■ **REQUIREMENTS**:
Each line should be copied exactly.
───── RECORDED INFORMATION ─────
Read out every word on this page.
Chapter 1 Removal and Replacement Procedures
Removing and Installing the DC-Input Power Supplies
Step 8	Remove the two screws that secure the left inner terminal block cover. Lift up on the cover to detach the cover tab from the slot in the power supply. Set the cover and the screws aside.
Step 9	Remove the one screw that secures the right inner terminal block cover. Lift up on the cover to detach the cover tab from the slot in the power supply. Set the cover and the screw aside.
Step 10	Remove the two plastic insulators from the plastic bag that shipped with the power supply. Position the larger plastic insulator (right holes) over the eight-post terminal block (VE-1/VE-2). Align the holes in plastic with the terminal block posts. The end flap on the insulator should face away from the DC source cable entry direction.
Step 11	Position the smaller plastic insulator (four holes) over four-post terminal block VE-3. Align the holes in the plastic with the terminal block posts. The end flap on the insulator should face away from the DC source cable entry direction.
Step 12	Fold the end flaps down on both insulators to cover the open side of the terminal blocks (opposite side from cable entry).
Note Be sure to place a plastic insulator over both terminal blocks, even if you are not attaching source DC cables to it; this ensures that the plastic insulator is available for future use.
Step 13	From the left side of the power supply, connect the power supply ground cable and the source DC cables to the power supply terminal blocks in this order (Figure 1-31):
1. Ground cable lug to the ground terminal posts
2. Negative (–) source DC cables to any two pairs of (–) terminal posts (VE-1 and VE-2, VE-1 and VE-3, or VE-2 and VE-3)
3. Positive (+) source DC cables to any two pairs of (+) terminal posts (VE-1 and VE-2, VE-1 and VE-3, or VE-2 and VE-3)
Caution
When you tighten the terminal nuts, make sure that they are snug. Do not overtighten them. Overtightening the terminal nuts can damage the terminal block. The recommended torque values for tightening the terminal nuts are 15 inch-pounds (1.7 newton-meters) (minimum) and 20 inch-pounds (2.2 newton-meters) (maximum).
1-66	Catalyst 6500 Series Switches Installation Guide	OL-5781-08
─────
■ **TASK RESULT**:
Read out every word on this page.
Chapter 1 Removal and Replacement Procedures
Removing and Installing the DC-Input Power Supplies
Step 8	Remove the two screws that secure the left inner terminal block cover. Lift up on the cover to detach the cover tab from the slot in the power supply. Set the cover and the screws aside.
Step 9	Remove the one screw that secures the right inner terminal block cover. Lift up on the cover to detach the cover tab from the slot in the power supply. Set the cover and the screw aside.
Step 10	Remove the two plastic insulators from the plastic bag that shipped with the power supply. Position the larger plastic insulator (right holes) over the eight-post terminal block (VE-1/VE-2). Align the holes in plastic with the terminal block posts. The end flap on the insulator should face away from the DC source cable entry direction.
Step 11	Position the smaller plastic insulator (four holes) over four-post terminal block VE-3. Align the holes in the plastic with the terminal block posts. The end flap on the insulator should face away from the DC source cable entry direction.
Step 12	Fold the end flaps down on both insulators to cover the open side of the terminal blocks (opposite side from cable entry).
Note Be sure to place a plastic insulator over both terminal blocks, even if you are not attaching source DC cables to it; this ensures that the plastic insulator is available for future use.
Step 13	From the left side of the power supply, connect the power supply ground cable and the source DC cables to the power supply terminal blocks in this order (Figure 1-31):
1. Ground cable lug to the ground terminal posts
2. Negative (–) source DC cables to any two pairs of (–) terminal posts (VE-1 and VE-2, VE-1 and VE-3, or VE-2 and VE-3)
3. Positive (+) source DC cables to any two pairs of (+) terminal posts (VE-1 and VE-2, VE-1 and VE-3, or VE-2 and VE-3)
Caution
When you tighten the terminal nuts, make sure that they are snug. Do not overtighten them. Overtightening the terminal nuts can damage the terminal block. The recommended torque values for tightening the terminal nuts are 15 inch-pounds (1.7 newton-meters) (minimum) and 20 inch-pounds (2.2 newton-meters) (maximum).
1-66	Catalyst 6500 Series Switches Installation Guide	OL-5781-08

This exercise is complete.